* [GOAL] Using the listing below, report all lines holding the word "knee".

* [DATASET]
···

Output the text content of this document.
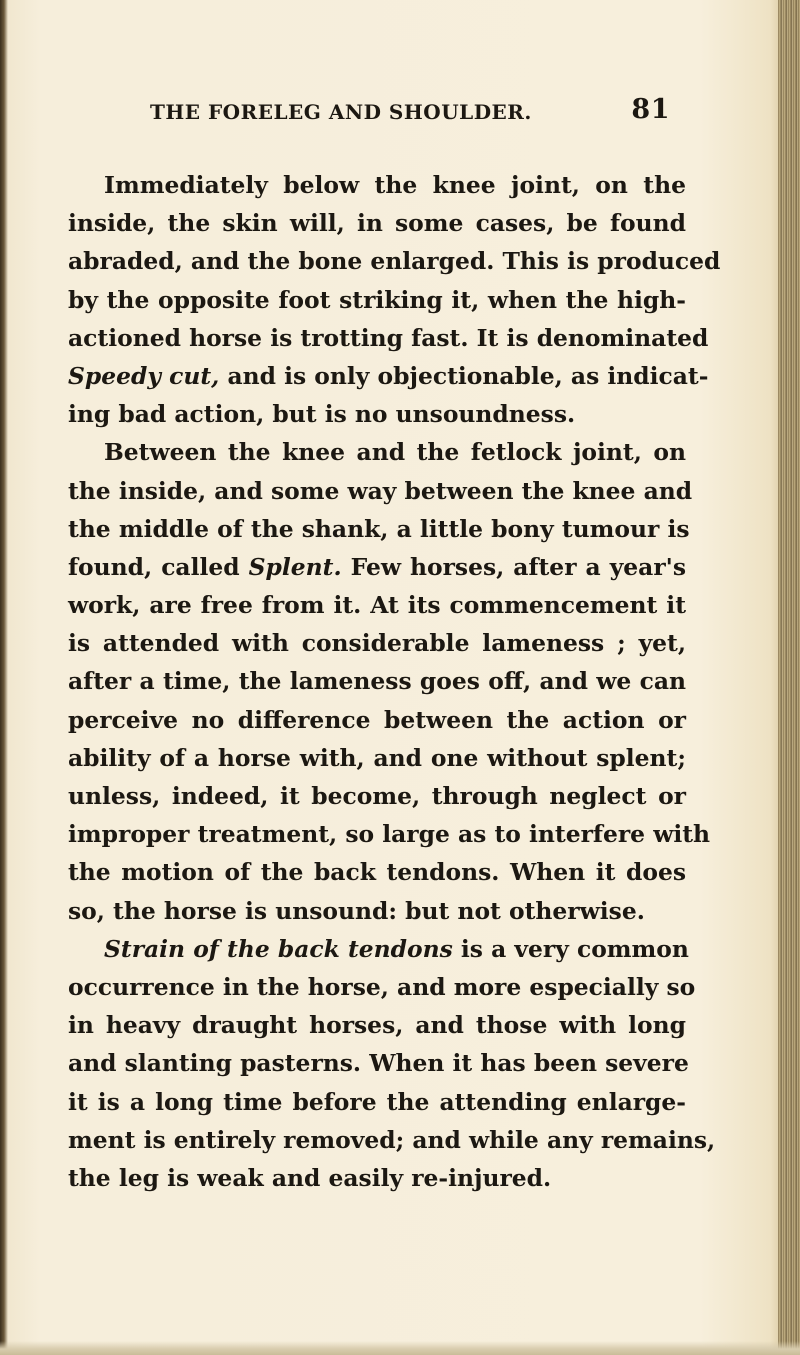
THE FORELEG AND SHOULDER.	81
Immediately below the knee joint, on the
inside, the skin will, in some cases, be found
abraded, and the bone enlarged. This is produced
by the opposite foot striking it, when the high-
actioned horse is trotting fast. It is denominated
Speedy cut, and is only objectionable, as indicat-
ing bad action, but is no unsoundness.
Between the knee and the fetlock joint, on
the inside, and some way between the knee and
the middle of the shank, a little bony tumour is
found, called Splent. Few horses, after a year's
work, are free from it. At its commencement it
is attended with considerable lameness ; yet,
after a time, the lameness goes off, and we can
perceive no difference between the action or
ability of a horse with, and one without splent;
unless, indeed, it become, through neglect or
improper treatment, so large as to interfere with
the motion of the back tendons. When it does
so, the horse is unsound: but not otherwise.
Strain of the back tendons is a very common
occurrence in the horse, and more especially so
in heavy draught horses, and those with long
and slanting pasterns. When it has been severe
it is a long time before the attending enlarge-
ment is entirely removed; and while any remains,
the leg is weak and easily re-injured.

···

* [THE REPLY]
Immediately below the knee joint, on the
Between the knee and the fetlock joint, on
the inside, and some way between the knee and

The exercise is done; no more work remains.